- **Description of the task**: Omit every picture while repeating the entries exactly.

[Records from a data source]
** START **

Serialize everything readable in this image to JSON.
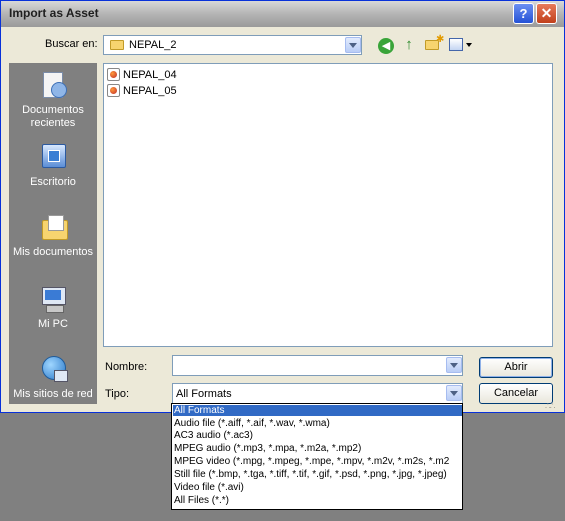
{
  "window": {
    "title": "Import as Asset",
    "help_glyph": "?",
    "close_glyph": "✕"
  },
  "toolbar": {
    "lookin_label": "Buscar en:",
    "lookin_value": "NEPAL_2"
  },
  "places": [
    {
      "label": "Documentos recientes",
      "icon": "recent-documents-icon"
    },
    {
      "label": "Escritorio",
      "icon": "desktop-icon"
    },
    {
      "label": "Mis documentos",
      "icon": "my-documents-icon"
    },
    {
      "label": "Mi PC",
      "icon": "my-computer-icon"
    },
    {
      "label": "Mis sitios de red",
      "icon": "network-places-icon"
    }
  ],
  "files": [
    {
      "name": "NEPAL_04"
    },
    {
      "name": "NEPAL_05"
    }
  ],
  "form": {
    "name_label": "Nombre:",
    "name_value": "",
    "type_label": "Tipo:",
    "type_value": "All Formats",
    "open_label": "Abrir",
    "cancel_label": "Cancelar"
  },
  "type_options": [
    "All Formats",
    "Audio file (*.aiff, *.aif, *.wav, *.wma)",
    "AC3 audio (*.ac3)",
    "MPEG audio (*.mp3, *.mpa, *.m2a, *.mp2)",
    "MPEG video (*.mpg, *.mpeg, *.mpe, *.mpv, *.m2v, *.m2s, *.m2",
    "Still file (*.bmp, *.tga, *.tiff, *.tif, *.gif, *.psd, *.png, *.jpg, *.jpeg)",
    "Video file (*.avi)",
    "All Files (*.*)"
  ],
  "selected_type_index": 0,
  "colors": {
    "dialog_bg": "#ece9d8",
    "selection": "#316ac5",
    "places_bar": "#808080"
  }
}
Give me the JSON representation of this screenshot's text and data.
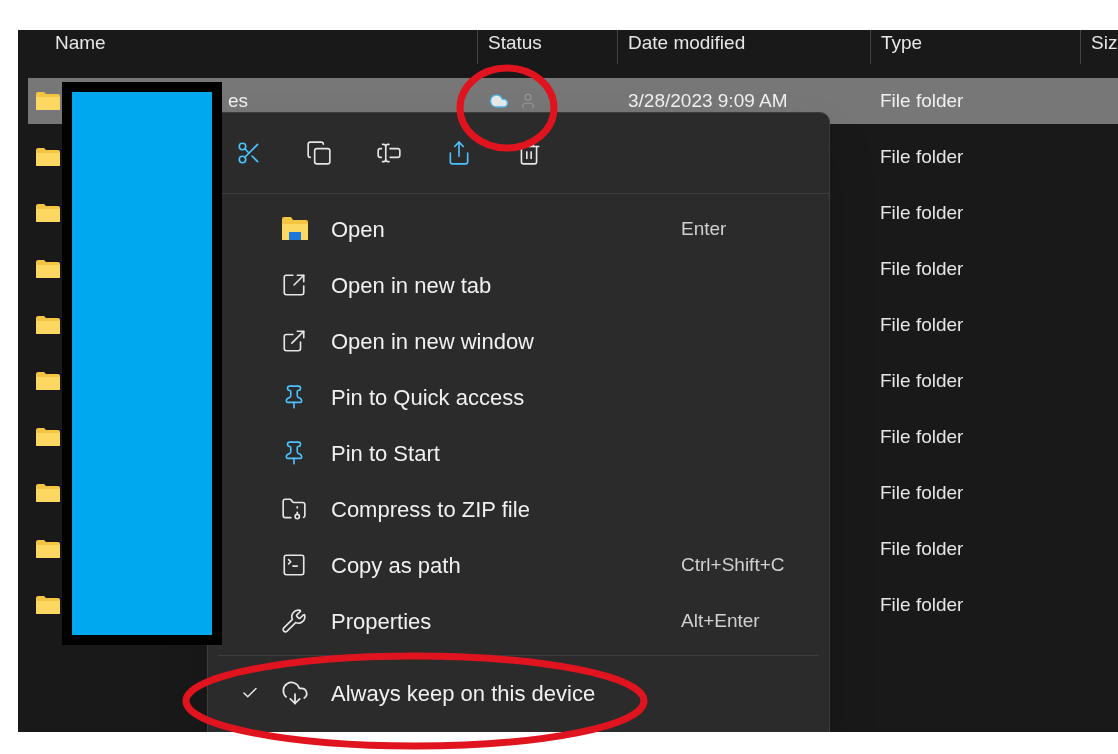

** END **

- **Completed exercise**:
Serialize everything readable in this image to JSON.
{
  "window": {
    "title": "Import as Asset",
    "help_glyph": "?",
    "close_glyph": "✕"
  },
  "toolbar": {
    "lookin_label": "Buscar en:",
    "lookin_value": "NEPAL_2"
  },
  "places": [
    {
      "label": "Documentos recientes",
      "icon": "recent-documents-icon"
    },
    {
      "label": "Escritorio",
      "icon": "desktop-icon"
    },
    {
      "label": "Mis documentos",
      "icon": "my-documents-icon"
    },
    {
      "label": "Mi PC",
      "icon": "my-computer-icon"
    },
    {
      "label": "Mis sitios de red",
      "icon": "network-places-icon"
    }
  ],
  "files": [
    {
      "name": "NEPAL_04"
    },
    {
      "name": "NEPAL_05"
    }
  ],
  "form": {
    "name_label": "Nombre:",
    "name_value": "",
    "type_label": "Tipo:",
    "type_value": "All Formats",
    "open_label": "Abrir",
    "cancel_label": "Cancelar"
  },
  "type_options": [
    "All Formats",
    "Audio file (*.aiff, *.aif, *.wav, *.wma)",
    "AC3 audio (*.ac3)",
    "MPEG audio (*.mp3, *.mpa, *.m2a, *.mp2)",
    "MPEG video (*.mpg, *.mpeg, *.mpe, *.mpv, *.m2v, *.m2s, *.m2",
    "Still file (*.bmp, *.tga, *.tiff, *.tif, *.gif, *.psd, *.png, *.jpg, *.jpeg)",
    "Video file (*.avi)",
    "All Files (*.*)"
  ],
  "selected_type_index": 0,
  "colors": {
    "dialog_bg": "#ece9d8",
    "selection": "#316ac5",
    "places_bar": "#808080"
  }
}
Give me the JSON representation of this screenshot's text and data.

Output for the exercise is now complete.